DESCRIPTION OF THE TASK => Below is a listing to write out in full, exactly as given, without its pictures.

(Extracted records)

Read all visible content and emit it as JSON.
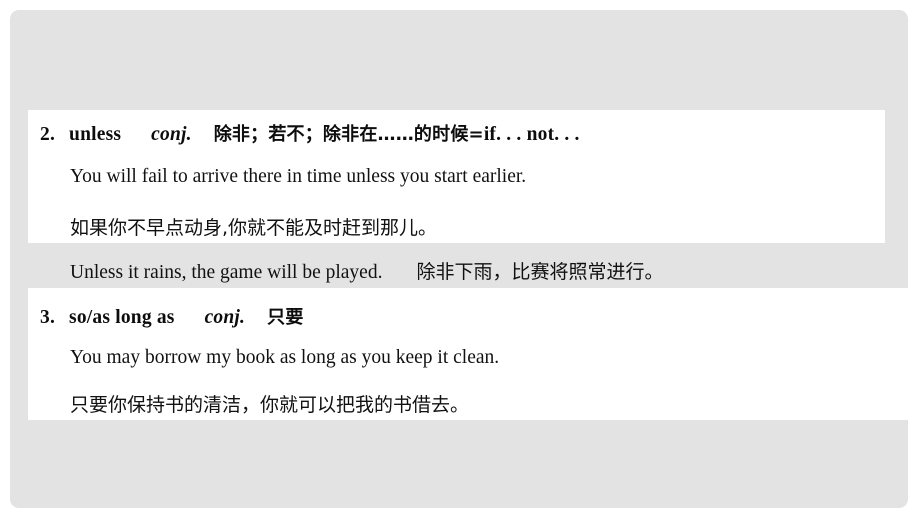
{
  "slide": {
    "background_color": "#e3e3e3",
    "panel_color": "#ffffff",
    "text_color": "#111111"
  },
  "entries": [
    {
      "number": "2.",
      "term": "unless",
      "part_of_speech": "conj.",
      "gloss_cn": "除非；若不；除非在……的时候=",
      "gloss_tail": "if. . . not. . .",
      "examples": [
        {
          "en": "You will fail to arrive there in time unless you start earlier.",
          "cn": "如果你不早点动身,你就不能及时赶到那儿。"
        }
      ]
    },
    {
      "number": "3.",
      "term": "so/as long as",
      "part_of_speech": "conj.",
      "gloss_cn": "只要",
      "gloss_tail": "",
      "examples": [
        {
          "en": "You may borrow my book as long as you keep it clean.",
          "cn": "只要你保持书的清洁，你就可以把我的书借去。"
        }
      ]
    }
  ],
  "highlight_example": {
    "en": "Unless it rains, the game will be played.",
    "cn": "除非下雨，比赛将照常进行。"
  }
}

RESULT =>
Read all visible content and emit it as JSON.
{
  "slide": {
    "background_color": "#e3e3e3",
    "panel_color": "#ffffff",
    "text_color": "#111111"
  },
  "entries": [
    {
      "number": "2.",
      "term": "unless",
      "part_of_speech": "conj.",
      "gloss_cn": "除非；若不；除非在……的时候=",
      "gloss_tail": "if. . . not. . .",
      "examples": [
        {
          "en": "You will fail to arrive there in time unless you start earlier.",
          "cn": "如果你不早点动身,你就不能及时赶到那儿。"
        }
      ]
    },
    {
      "number": "3.",
      "term": "so/as long as",
      "part_of_speech": "conj.",
      "gloss_cn": "只要",
      "gloss_tail": "",
      "examples": [
        {
          "en": "You may borrow my book as long as you keep it clean.",
          "cn": "只要你保持书的清洁，你就可以把我的书借去。"
        }
      ]
    }
  ],
  "highlight_example": {
    "en": "Unless it rains, the game will be played.",
    "cn": "除非下雨，比赛将照常进行。"
  }
}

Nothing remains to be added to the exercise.